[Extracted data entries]
★ ★ ★ ★ ★ ★ ★

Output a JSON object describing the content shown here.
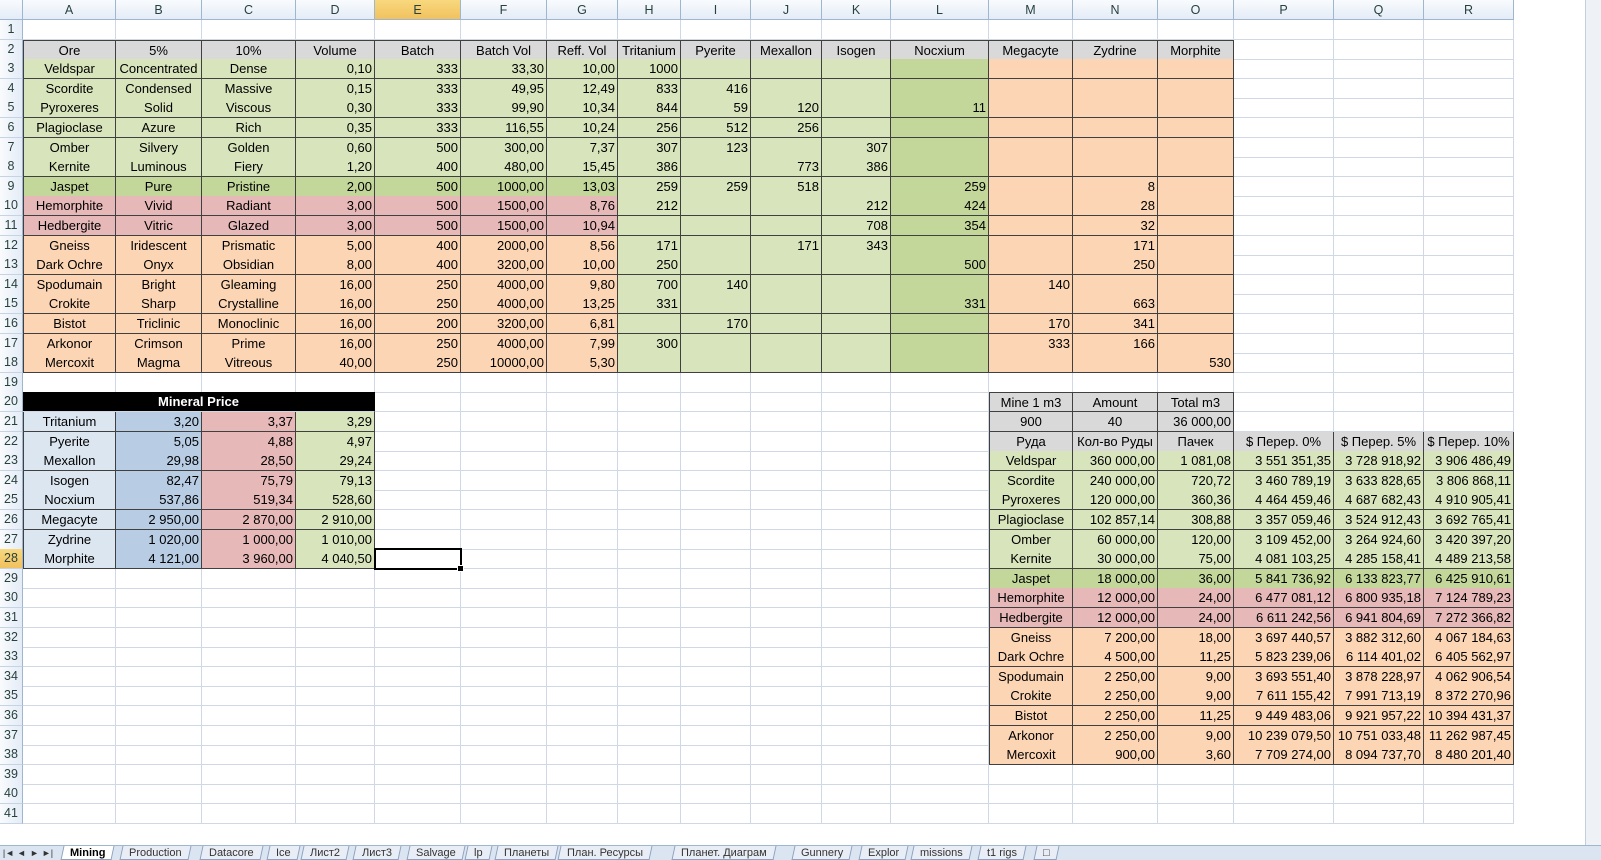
{
  "columns": [
    "A",
    "B",
    "C",
    "D",
    "E",
    "F",
    "G",
    "H",
    "I",
    "J",
    "K",
    "L",
    "M",
    "N",
    "O",
    "P",
    "Q",
    "R"
  ],
  "rows": [
    "1",
    "2",
    "3",
    "4",
    "5",
    "6",
    "7",
    "8",
    "9",
    "10",
    "11",
    "12",
    "13",
    "14",
    "15",
    "16",
    "17",
    "18",
    "19",
    "20",
    "21",
    "22",
    "23",
    "24",
    "25",
    "26",
    "27",
    "28",
    "29",
    "30",
    "31",
    "32",
    "33",
    "34",
    "35",
    "36",
    "37",
    "38",
    "39",
    "40",
    "41"
  ],
  "selected_cell": "E28",
  "colors": {
    "green": "#d8e4bc",
    "green_dark": "#c4d79b",
    "red": "#e6b8b7",
    "orange": "#fcd5b4",
    "header_gray": "#d9d9d9",
    "blue": "#b8cce4",
    "black": "#000000"
  },
  "ore_table": {
    "headers": [
      "Ore",
      "5%",
      "10%",
      "Volume",
      "Batch",
      "Batch Vol",
      "Reff. Vol",
      "Tritanium",
      "Pyerite",
      "Mexallon",
      "Isogen",
      "Nocxium",
      "Megacyte",
      "Zydrine",
      "Morphite"
    ],
    "rows": [
      [
        "Veldspar",
        "Concentrated",
        "Dense",
        "0,10",
        "333",
        "33,30",
        "10,00",
        "1000",
        "",
        "",
        "",
        "",
        "",
        "",
        ""
      ],
      [
        "Scordite",
        "Condensed",
        "Massive",
        "0,15",
        "333",
        "49,95",
        "12,49",
        "833",
        "416",
        "",
        "",
        "",
        "",
        "",
        ""
      ],
      [
        "Pyroxeres",
        "Solid",
        "Viscous",
        "0,30",
        "333",
        "99,90",
        "10,34",
        "844",
        "59",
        "120",
        "",
        "11",
        "",
        "",
        ""
      ],
      [
        "Plagioclase",
        "Azure",
        "Rich",
        "0,35",
        "333",
        "116,55",
        "10,24",
        "256",
        "512",
        "256",
        "",
        "",
        "",
        "",
        ""
      ],
      [
        "Omber",
        "Silvery",
        "Golden",
        "0,60",
        "500",
        "300,00",
        "7,37",
        "307",
        "123",
        "",
        "307",
        "",
        "",
        "",
        ""
      ],
      [
        "Kernite",
        "Luminous",
        "Fiery",
        "1,20",
        "400",
        "480,00",
        "15,45",
        "386",
        "",
        "773",
        "386",
        "",
        "",
        "",
        ""
      ],
      [
        "Jaspet",
        "Pure",
        "Pristine",
        "2,00",
        "500",
        "1000,00",
        "13,03",
        "259",
        "259",
        "518",
        "",
        "259",
        "",
        "8",
        ""
      ],
      [
        "Hemorphite",
        "Vivid",
        "Radiant",
        "3,00",
        "500",
        "1500,00",
        "8,76",
        "212",
        "",
        "",
        "212",
        "424",
        "",
        "28",
        ""
      ],
      [
        "Hedbergite",
        "Vitric",
        "Glazed",
        "3,00",
        "500",
        "1500,00",
        "10,94",
        "",
        "",
        "",
        "708",
        "354",
        "",
        "32",
        ""
      ],
      [
        "Gneiss",
        "Iridescent",
        "Prismatic",
        "5,00",
        "400",
        "2000,00",
        "8,56",
        "171",
        "",
        "171",
        "343",
        "",
        "",
        "171",
        ""
      ],
      [
        "Dark Ochre",
        "Onyx",
        "Obsidian",
        "8,00",
        "400",
        "3200,00",
        "10,00",
        "250",
        "",
        "",
        "",
        "500",
        "",
        "250",
        ""
      ],
      [
        "Spodumain",
        "Bright",
        "Gleaming",
        "16,00",
        "250",
        "4000,00",
        "9,80",
        "700",
        "140",
        "",
        "",
        "",
        "140",
        "",
        ""
      ],
      [
        "Crokite",
        "Sharp",
        "Crystalline",
        "16,00",
        "250",
        "4000,00",
        "13,25",
        "331",
        "",
        "",
        "",
        "331",
        "",
        "663",
        ""
      ],
      [
        "Bistot",
        "Triclinic",
        "Monoclinic",
        "16,00",
        "200",
        "3200,00",
        "6,81",
        "",
        "170",
        "",
        "",
        "",
        "170",
        "341",
        ""
      ],
      [
        "Arkonor",
        "Crimson",
        "Prime",
        "16,00",
        "250",
        "4000,00",
        "7,99",
        "300",
        "",
        "",
        "",
        "",
        "333",
        "166",
        ""
      ],
      [
        "Mercoxit",
        "Magma",
        "Vitreous",
        "40,00",
        "250",
        "10000,00",
        "5,30",
        "",
        "",
        "",
        "",
        "",
        "",
        "",
        "530"
      ]
    ]
  },
  "mineral_price": {
    "title": "Mineral Price",
    "rows": [
      [
        "Tritanium",
        "3,20",
        "3,37",
        "3,29"
      ],
      [
        "Pyerite",
        "5,05",
        "4,88",
        "4,97"
      ],
      [
        "Mexallon",
        "29,98",
        "28,50",
        "29,24"
      ],
      [
        "Isogen",
        "82,47",
        "75,79",
        "79,13"
      ],
      [
        "Nocxium",
        "537,86",
        "519,34",
        "528,60"
      ],
      [
        "Megacyte",
        "2 950,00",
        "2 870,00",
        "2 910,00"
      ],
      [
        "Zydrine",
        "1 020,00",
        "1 000,00",
        "1 010,00"
      ],
      [
        "Morphite",
        "4 121,00",
        "3 960,00",
        "4 040,50"
      ]
    ]
  },
  "mine_table": {
    "headers": [
      "Mine 1 m3",
      "Amount",
      "Total m3"
    ],
    "values": [
      "900",
      "40",
      "36 000,00"
    ]
  },
  "yield_table": {
    "headers": [
      "Руда",
      "Кол-во Руды",
      "Пачек",
      "$ Перер. 0%",
      "$ Перер. 5%",
      "$ Перер. 10%"
    ],
    "rows": [
      [
        "Veldspar",
        "360 000,00",
        "1 081,08",
        "3 551 351,35",
        "3 728 918,92",
        "3 906 486,49"
      ],
      [
        "Scordite",
        "240 000,00",
        "720,72",
        "3 460 789,19",
        "3 633 828,65",
        "3 806 868,11"
      ],
      [
        "Pyroxeres",
        "120 000,00",
        "360,36",
        "4 464 459,46",
        "4 687 682,43",
        "4 910 905,41"
      ],
      [
        "Plagioclase",
        "102 857,14",
        "308,88",
        "3 357 059,46",
        "3 524 912,43",
        "3 692 765,41"
      ],
      [
        "Omber",
        "60 000,00",
        "120,00",
        "3 109 452,00",
        "3 264 924,60",
        "3 420 397,20"
      ],
      [
        "Kernite",
        "30 000,00",
        "75,00",
        "4 081 103,25",
        "4 285 158,41",
        "4 489 213,58"
      ],
      [
        "Jaspet",
        "18 000,00",
        "36,00",
        "5 841 736,92",
        "6 133 823,77",
        "6 425 910,61"
      ],
      [
        "Hemorphite",
        "12 000,00",
        "24,00",
        "6 477 081,12",
        "6 800 935,18",
        "7 124 789,23"
      ],
      [
        "Hedbergite",
        "12 000,00",
        "24,00",
        "6 611 242,56",
        "6 941 804,69",
        "7 272 366,82"
      ],
      [
        "Gneiss",
        "7 200,00",
        "18,00",
        "3 697 440,57",
        "3 882 312,60",
        "4 067 184,63"
      ],
      [
        "Dark Ochre",
        "4 500,00",
        "11,25",
        "5 823 239,06",
        "6 114 401,02",
        "6 405 562,97"
      ],
      [
        "Spodumain",
        "2 250,00",
        "9,00",
        "3 693 551,40",
        "3 878 228,97",
        "4 062 906,54"
      ],
      [
        "Crokite",
        "2 250,00",
        "9,00",
        "7 611 155,42",
        "7 991 713,19",
        "8 372 270,96"
      ],
      [
        "Bistot",
        "2 250,00",
        "11,25",
        "9 449 483,06",
        "9 921 957,22",
        "10 394 431,37"
      ],
      [
        "Arkonor",
        "2 250,00",
        "9,00",
        "10 239 079,50",
        "10 751 033,48",
        "11 262 987,45"
      ],
      [
        "Mercoxit",
        "900,00",
        "3,60",
        "7 709 274,00",
        "8 094 737,70",
        "8 480 201,40"
      ]
    ]
  },
  "sheet_tabs": [
    "Mining",
    "Production",
    "Datacore",
    "Ice",
    "Лист2",
    "Лист3",
    "Salvage",
    "lp",
    "Планеты",
    "План. Ресурсы",
    "Планет. Диаграм",
    "Gunnery",
    "Explor",
    "missions",
    "t1 rigs"
  ],
  "active_tab": "Mining",
  "tab_nav": [
    "first-sheet-icon",
    "prev-sheet-icon",
    "next-sheet-icon",
    "last-sheet-icon"
  ]
}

★ ★ ★ ★ ★ ★ ★

§ EXERCISE INSTRUCTIONS: Identify the lines in the records above that contain the word "icon", then state how many there are and nothing more.

§ FINISHED ANSWER: 4